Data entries
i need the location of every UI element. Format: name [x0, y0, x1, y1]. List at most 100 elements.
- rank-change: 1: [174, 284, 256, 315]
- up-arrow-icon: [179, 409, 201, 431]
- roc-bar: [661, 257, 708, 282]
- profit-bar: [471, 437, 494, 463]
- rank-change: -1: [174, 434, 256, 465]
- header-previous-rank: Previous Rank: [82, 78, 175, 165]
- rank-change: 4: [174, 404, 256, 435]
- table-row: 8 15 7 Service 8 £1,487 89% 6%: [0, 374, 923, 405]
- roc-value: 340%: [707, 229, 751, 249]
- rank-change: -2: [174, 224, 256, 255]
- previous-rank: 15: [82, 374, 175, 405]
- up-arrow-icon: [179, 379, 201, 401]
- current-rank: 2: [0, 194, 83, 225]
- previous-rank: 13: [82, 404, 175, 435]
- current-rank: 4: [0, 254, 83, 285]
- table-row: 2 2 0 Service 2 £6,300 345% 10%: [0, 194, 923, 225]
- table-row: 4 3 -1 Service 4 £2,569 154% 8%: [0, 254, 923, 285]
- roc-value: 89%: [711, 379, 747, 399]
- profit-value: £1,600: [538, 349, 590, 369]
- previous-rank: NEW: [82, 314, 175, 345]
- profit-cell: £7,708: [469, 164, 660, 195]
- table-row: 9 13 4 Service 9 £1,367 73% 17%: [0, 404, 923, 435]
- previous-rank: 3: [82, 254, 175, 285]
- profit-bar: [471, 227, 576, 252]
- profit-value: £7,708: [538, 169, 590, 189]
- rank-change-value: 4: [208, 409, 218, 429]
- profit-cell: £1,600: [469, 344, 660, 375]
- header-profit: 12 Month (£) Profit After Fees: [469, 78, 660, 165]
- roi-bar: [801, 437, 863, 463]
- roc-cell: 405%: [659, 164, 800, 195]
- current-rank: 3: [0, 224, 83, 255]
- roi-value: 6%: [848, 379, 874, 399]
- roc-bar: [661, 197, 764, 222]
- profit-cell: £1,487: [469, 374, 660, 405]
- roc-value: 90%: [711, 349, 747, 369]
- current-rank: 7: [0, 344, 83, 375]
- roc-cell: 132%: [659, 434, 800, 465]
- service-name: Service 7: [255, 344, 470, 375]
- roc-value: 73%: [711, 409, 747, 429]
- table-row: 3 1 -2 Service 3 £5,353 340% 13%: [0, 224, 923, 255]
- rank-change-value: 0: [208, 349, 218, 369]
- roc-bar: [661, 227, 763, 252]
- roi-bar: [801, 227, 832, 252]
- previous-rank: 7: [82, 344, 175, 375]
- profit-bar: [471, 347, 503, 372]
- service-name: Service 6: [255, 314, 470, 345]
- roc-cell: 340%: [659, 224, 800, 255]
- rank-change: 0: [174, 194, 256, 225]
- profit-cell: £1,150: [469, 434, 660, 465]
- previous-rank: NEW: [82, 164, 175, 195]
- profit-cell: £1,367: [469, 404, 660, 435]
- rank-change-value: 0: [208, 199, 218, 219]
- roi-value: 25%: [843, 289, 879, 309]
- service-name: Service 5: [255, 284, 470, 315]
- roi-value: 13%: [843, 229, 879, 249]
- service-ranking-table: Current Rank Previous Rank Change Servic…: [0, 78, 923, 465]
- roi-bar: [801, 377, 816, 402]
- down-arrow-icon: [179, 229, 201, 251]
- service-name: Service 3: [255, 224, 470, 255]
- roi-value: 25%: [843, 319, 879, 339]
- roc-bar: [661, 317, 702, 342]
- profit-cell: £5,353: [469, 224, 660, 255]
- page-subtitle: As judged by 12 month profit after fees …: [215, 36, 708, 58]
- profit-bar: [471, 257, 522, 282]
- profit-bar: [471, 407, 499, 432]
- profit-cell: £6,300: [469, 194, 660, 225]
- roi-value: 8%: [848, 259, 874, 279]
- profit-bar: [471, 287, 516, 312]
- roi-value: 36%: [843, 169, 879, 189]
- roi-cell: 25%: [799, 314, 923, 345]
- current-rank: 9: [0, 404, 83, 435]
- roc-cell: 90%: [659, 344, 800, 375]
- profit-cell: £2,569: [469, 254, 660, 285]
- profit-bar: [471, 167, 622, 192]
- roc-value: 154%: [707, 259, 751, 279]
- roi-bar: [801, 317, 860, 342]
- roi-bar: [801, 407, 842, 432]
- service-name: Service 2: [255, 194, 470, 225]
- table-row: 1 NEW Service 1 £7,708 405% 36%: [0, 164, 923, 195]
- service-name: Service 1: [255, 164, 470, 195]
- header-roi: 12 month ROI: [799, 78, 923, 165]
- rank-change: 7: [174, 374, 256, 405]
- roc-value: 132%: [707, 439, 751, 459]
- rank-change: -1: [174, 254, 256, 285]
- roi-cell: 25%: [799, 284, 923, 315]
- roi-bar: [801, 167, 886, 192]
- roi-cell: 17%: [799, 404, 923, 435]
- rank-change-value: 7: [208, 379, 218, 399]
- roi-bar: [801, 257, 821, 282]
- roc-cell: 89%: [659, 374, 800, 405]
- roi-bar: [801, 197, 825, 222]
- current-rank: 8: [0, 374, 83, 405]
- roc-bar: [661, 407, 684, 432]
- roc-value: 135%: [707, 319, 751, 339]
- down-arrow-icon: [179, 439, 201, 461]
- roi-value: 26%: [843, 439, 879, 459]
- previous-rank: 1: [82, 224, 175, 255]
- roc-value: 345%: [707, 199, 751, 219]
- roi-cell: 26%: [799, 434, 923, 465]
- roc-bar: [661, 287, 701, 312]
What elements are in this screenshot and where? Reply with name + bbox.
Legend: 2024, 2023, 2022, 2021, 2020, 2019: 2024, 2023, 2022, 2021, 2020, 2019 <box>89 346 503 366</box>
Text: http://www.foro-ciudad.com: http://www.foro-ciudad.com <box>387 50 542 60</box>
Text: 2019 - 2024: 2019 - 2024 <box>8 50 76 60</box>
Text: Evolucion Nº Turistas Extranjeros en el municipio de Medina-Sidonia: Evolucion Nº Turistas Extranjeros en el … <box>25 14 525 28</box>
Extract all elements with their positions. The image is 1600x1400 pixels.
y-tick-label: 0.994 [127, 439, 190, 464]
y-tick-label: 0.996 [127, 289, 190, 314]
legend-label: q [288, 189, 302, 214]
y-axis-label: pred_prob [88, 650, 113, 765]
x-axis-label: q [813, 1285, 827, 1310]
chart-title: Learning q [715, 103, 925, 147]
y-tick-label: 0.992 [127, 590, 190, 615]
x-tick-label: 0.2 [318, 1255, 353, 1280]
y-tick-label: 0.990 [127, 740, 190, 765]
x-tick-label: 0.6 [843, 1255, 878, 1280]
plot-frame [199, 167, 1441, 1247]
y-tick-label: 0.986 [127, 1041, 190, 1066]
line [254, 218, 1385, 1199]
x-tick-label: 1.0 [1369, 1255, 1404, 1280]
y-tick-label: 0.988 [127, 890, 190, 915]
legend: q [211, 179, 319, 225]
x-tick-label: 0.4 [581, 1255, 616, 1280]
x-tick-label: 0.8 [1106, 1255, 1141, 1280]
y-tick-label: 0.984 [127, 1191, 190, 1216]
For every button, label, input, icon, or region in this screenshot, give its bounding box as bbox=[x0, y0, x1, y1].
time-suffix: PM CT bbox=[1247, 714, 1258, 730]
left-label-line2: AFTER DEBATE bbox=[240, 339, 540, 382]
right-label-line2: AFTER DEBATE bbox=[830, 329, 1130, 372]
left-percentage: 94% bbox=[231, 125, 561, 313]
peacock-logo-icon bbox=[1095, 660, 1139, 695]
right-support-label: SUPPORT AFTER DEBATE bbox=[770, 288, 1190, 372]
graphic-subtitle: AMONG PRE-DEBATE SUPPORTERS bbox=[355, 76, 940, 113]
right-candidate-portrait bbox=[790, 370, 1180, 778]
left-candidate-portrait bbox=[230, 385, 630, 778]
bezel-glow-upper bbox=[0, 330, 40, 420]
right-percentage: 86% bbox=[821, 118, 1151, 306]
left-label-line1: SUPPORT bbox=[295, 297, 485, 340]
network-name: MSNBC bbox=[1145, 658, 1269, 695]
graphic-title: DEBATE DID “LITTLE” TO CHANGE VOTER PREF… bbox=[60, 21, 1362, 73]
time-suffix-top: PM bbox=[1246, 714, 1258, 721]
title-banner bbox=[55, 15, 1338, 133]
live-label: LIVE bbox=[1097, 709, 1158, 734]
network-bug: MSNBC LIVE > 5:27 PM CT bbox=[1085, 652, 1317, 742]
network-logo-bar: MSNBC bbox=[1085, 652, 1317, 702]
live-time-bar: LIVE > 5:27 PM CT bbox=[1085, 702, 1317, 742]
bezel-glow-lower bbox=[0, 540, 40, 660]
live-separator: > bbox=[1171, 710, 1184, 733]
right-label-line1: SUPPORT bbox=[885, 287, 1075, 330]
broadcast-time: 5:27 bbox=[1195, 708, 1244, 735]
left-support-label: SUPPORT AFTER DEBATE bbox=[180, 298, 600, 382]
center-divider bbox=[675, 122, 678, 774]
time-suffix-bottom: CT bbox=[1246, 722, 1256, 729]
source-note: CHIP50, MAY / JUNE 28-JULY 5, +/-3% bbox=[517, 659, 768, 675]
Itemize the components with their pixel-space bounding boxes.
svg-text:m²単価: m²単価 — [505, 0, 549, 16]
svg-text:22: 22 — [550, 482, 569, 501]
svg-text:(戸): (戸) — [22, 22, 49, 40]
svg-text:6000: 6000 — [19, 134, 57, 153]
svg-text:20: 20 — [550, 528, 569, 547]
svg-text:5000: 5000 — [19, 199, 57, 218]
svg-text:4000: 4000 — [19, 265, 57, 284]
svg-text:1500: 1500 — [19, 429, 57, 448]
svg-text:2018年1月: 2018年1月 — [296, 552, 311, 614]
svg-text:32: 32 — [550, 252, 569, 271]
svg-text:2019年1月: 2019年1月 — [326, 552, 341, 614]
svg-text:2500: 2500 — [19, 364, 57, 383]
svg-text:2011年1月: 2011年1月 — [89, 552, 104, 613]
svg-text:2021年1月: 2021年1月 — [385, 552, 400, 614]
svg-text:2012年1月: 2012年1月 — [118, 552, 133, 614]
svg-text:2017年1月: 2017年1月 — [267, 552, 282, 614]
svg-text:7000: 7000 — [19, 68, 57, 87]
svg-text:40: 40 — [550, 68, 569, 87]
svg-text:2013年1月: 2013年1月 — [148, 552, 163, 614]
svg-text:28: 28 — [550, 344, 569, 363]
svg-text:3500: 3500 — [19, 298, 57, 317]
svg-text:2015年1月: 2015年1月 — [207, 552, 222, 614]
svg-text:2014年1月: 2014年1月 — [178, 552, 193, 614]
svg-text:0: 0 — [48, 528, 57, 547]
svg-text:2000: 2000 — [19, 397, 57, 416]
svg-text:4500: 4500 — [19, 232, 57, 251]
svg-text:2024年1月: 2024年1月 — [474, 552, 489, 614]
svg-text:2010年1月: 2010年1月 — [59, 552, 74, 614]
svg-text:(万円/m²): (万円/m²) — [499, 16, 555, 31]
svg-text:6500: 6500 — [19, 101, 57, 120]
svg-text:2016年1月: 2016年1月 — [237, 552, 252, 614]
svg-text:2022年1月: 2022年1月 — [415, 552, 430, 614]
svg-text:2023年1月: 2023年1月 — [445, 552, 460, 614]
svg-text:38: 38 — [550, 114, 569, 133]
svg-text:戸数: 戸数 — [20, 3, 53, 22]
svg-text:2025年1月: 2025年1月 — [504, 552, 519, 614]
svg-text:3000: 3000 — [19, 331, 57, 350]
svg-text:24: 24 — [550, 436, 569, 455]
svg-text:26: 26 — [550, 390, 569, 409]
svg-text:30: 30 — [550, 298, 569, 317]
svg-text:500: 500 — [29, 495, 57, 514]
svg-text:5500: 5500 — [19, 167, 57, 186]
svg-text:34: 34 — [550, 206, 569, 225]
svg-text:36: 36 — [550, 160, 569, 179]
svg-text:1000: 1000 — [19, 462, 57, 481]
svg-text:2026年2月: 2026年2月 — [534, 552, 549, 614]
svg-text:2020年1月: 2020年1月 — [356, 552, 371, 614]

Problem requirements:
Copy out the lines of the listing word for word, from its first line through the line that contains "- header-previous-rank: Previous", with both of those lines included.

Response to the task:
i need the location of every UI element. Format: name [x0, y0, x1, y1]. List at most 100 elements.
- rank-change: 1: [174, 284, 256, 315]
- up-arrow-icon: [179, 409, 201, 431]
- roc-bar: [661, 257, 708, 282]
- profit-bar: [471, 437, 494, 463]
- rank-change: -1: [174, 434, 256, 465]
- header-previous-rank: Previous Rank: [82, 78, 175, 165]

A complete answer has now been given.